### Required tasks
a. From the political Twitter post below, write out the passage starting with "c_key = os.environ.get('tw_c_key')" and going on through "auth = tweepy.OAuthHandler(c_key, c_sec)".
b. According to the political Twitter post below, since which election cycle has social media been growing in popularity as a platform in American politics?

### Passage shown
========

Political Twitter Part 1

7 minute read

Social Media, as a platform in American politics, has been growing in popularity since the 2008 election cycle. Twitter has become the platform of choice for most members of both the Legislative and the Executive Branches. This four-part blog series will demonstrate the workflow of a Data Science project focused on analyzing and modeling twitter content generated by American Politicians.

Part I: Collection of the Twitter Data
Part II: Cleaning and Preprocessing
Part III: Exploratory Analysis
Part IV: Text Classification Model

Data Collection

At the end of this post we will have a labeled dataset with unprocessed Tweets from American Politicians.

Click Here for the full code notebook.

import pandas as pd
import numpy as np
import tweepy
import tabula
import os
import pickle
import boto3
s3 = boto3.resource('s3')
bucket_name = "msds-practicum-carey"

c_key = os.environ.get('tw_c_key')
c_sec = os.environ.get('tw_c_sec')
atk = os.environ.get('tw_ac_tok')
ats = os.environ.get('tw_ac_sec')

auth = tweepy.OAuthHandler(c_key, c_sec)
auth.set_access_token(atk, ats)

api = tweepy.API(auth, wait_on_rate_limit_notify=True,
                wait_on_rate_limit=True)

pd.set_option('display.max_rows', 200)

# read in data
congress_url = "https://theunitedstates.io/congress-legislators/legislators-current.csv"
congress_df = pd.read_csv(congress_url,
                          usecols=['last_name',
                                   'first_name',
                                   'full_name',
                                   'party',
                                   'type',
                                   'state' ,
                                   'twitter'])

Check for missing Twitter Handles

# filter for records with missing twitter handle
 congress_df[congress_df['twitter'].isna()]

	last_name	first_name	full_name	type	state	party	twitter
33	Amash	Justin	Justin Amash	rep	MI	Independent	NaN
62	Clay	Wm.	Wm. Lacy Clay	rep	MO	Democrat	NaN
182	Peterson	Collin	Collin C. Peterson	rep	MN	Democrat	NaN
314	Kaine	Timothy	Tim Kaine	sen	VA	Democrat	NaN
372	Comer	James	James Comer	rep	KY	Republican	NaN
425	Gianforte	Greg	Greg Gianforte	rep	MT	Republican	NaN
534	Bishop	Dan	Dan Bishop	rep	NC	Republican	NaN
535	Murphy	Gregory	Gregory F. Murphy	rep	NC	Republican	NaN
536	Loeffler	Kelly	Kelly Loeffler	sen	GA	Republican	NaN

A few twitter handles are missing. Since it is a small number I will manually fill these in.

Georgia swore in a new Senator to replace retired Sen. Johnny Isakson. I’ve elected to keep Johnny Isakson’s name in the list in order to capture all of his tweets

# fill in missing twitter handles
congress_df.at[33, 'twitter'] = 'justinamash'

congress_df.at[62, 'twitter'] = 'LacyClayMO1'

congress_df.at[182, 'twitter'] = "collinpeterson"

========

### Material provided
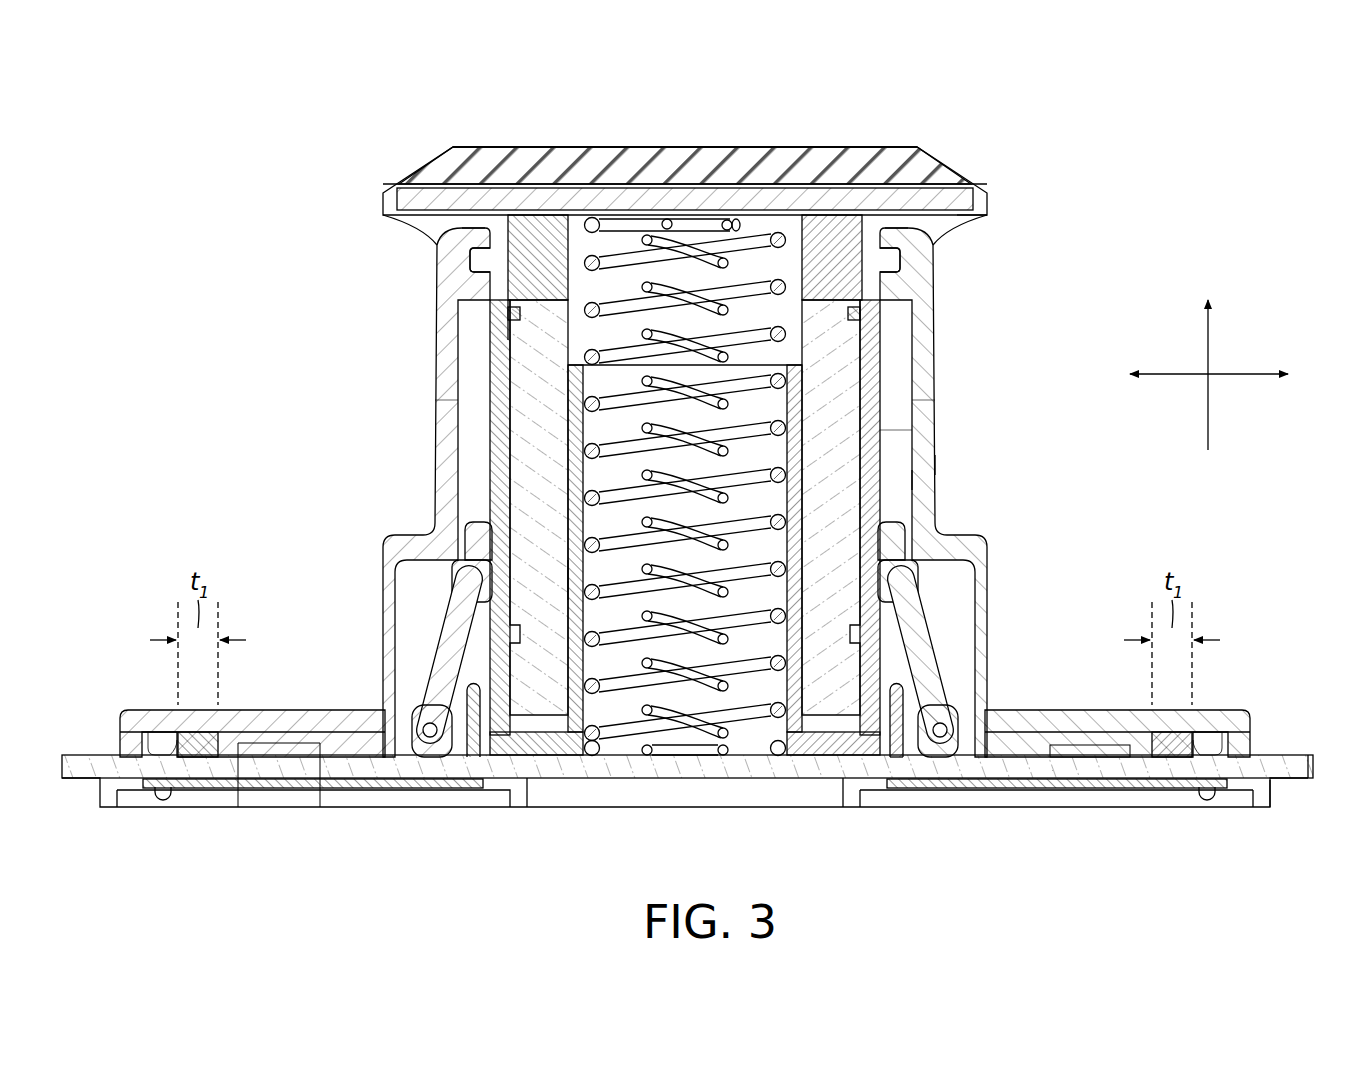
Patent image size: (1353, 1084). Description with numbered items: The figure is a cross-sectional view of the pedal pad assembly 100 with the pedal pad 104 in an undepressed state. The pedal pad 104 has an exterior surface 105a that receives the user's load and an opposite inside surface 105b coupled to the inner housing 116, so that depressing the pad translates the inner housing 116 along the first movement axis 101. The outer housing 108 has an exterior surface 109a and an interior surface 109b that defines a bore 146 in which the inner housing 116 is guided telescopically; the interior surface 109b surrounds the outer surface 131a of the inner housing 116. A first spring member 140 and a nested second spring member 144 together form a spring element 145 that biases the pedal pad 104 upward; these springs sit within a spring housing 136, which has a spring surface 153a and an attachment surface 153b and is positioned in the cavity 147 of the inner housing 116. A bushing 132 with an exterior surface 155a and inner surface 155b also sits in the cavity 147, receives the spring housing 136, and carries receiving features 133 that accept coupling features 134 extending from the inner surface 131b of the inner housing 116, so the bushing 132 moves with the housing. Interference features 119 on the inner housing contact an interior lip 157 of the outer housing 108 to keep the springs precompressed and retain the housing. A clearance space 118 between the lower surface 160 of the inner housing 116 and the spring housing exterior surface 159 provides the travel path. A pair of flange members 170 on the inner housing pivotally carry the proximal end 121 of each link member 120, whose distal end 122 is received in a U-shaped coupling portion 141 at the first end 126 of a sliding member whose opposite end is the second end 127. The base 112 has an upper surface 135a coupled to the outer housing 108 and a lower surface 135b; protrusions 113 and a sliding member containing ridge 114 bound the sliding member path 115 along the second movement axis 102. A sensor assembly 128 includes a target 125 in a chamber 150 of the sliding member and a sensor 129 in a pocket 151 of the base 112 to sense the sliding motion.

The pedal pad assembly 100 is at (1116, 178).
The first movement axis 101 is at (1210, 338).
The second movement axis 102 is at (1244, 378).
The pedal pad 104 is at (500, 147).
The exterior surface 105a is at (875, 140).
The inside surface 105b is at (978, 222).
The outer housing 108 is at (435, 350).
The exterior surface 109a is at (940, 463).
The interior surface 109b is at (885, 482).
The base 112 is at (1292, 755).
The protrusion 113 is at (455, 655).
The sliding member containing ridge 114 is at (160, 748).
The sliding member path 115 is at (1110, 943).
The inner housing 116 is at (470, 413).
The clearance space 118 is at (857, 742).
The interference feature 119 is at (468, 262).
The link member 120 is at (940, 640).
The proximal end 121 is at (912, 580).
The distal end 122 is at (962, 732).
The target 125 is at (290, 743).
The first end 126 is at (408, 732).
The second end 127 is at (218, 733).
The sensor assembly 128 is at (487, 903).
The sensor 129 is at (352, 790).
The outer surface 131a is at (482, 373).
The inner surface 131b is at (522, 488).
The bushing 132 is at (895, 432).
The receiving feature 133 is at (517, 312).
The coupling feature 134 is at (880, 283).
The upper surface 135a is at (1306, 742).
The lower surface 135b is at (1264, 813).
The spring housing 136 is at (815, 458).
The first spring member 140 is at (772, 508).
The coupling portion 141 is at (418, 757).
The second spring member 144 is at (755, 540).
The spring element 145 is at (625, 755).
The bore 146 is at (910, 300).
The cavity 147 is at (858, 300).
The chamber 150 is at (238, 807).
The pocket 151 is at (313, 943).
The spring surface 153a is at (600, 563).
The attachment surface 153b is at (563, 563).
The exterior surface 155a is at (506, 322).
The inner surface 155b is at (795, 318).
The interior lip 157 is at (460, 237).
The spring housing exterior surface 159 is at (540, 768).
The lower surface 160 is at (870, 737).
The flange members 170 is at (458, 578).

========

### Answers to the exercises
a.
c_key = os.environ.get('tw_c_key')
c_sec = os.environ.get('tw_c_sec')
atk = os.environ.get('tw_ac_tok')
ats = os.environ.get('tw_ac_sec')

auth = tweepy.OAuthHandler(c_key, c_sec)

b. The 2008 election cycle.